Aim of the task: Reproduce the full listing below unchanged, apart from the pictures.

------ Records for this exercise

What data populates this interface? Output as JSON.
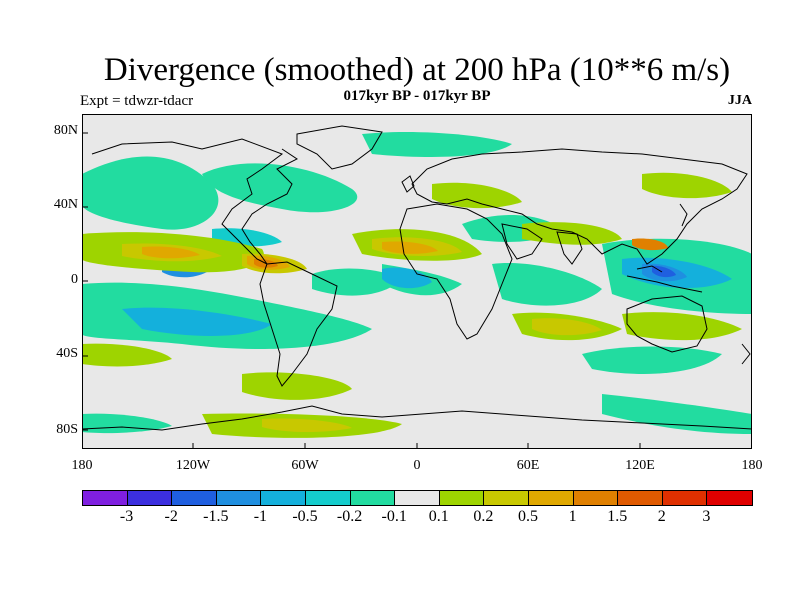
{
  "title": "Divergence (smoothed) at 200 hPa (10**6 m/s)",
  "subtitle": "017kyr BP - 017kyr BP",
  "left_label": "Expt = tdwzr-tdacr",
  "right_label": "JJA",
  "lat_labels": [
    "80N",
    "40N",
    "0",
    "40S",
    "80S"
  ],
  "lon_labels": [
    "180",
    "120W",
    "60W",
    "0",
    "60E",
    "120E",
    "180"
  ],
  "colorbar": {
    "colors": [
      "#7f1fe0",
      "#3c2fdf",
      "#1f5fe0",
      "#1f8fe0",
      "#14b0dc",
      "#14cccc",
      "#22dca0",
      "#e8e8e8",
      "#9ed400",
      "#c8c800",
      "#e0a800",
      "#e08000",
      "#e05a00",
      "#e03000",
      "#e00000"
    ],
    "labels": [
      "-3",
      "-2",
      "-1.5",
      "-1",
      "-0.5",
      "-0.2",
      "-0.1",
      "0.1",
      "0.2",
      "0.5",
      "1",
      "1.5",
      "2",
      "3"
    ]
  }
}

------------

Result for this exercise:
What data populates this interface? Output as JSON.
{
  "title": "Divergence (smoothed) at 200 hPa (10**6 m/s)",
  "subtitle": "017kyr BP - 017kyr BP",
  "left_label": "Expt = tdwzr-tdacr",
  "right_label": "JJA",
  "lat_labels": [
    "80N",
    "40N",
    "0",
    "40S",
    "80S"
  ],
  "lon_labels": [
    "180",
    "120W",
    "60W",
    "0",
    "60E",
    "120E",
    "180"
  ],
  "colorbar": {
    "colors": [
      "#7f1fe0",
      "#3c2fdf",
      "#1f5fe0",
      "#1f8fe0",
      "#14b0dc",
      "#14cccc",
      "#22dca0",
      "#e8e8e8",
      "#9ed400",
      "#c8c800",
      "#e0a800",
      "#e08000",
      "#e05a00",
      "#e03000",
      "#e00000"
    ],
    "labels": [
      "-3",
      "-2",
      "-1.5",
      "-1",
      "-0.5",
      "-0.2",
      "-0.1",
      "0.1",
      "0.2",
      "0.5",
      "1",
      "1.5",
      "2",
      "3"
    ]
  }
}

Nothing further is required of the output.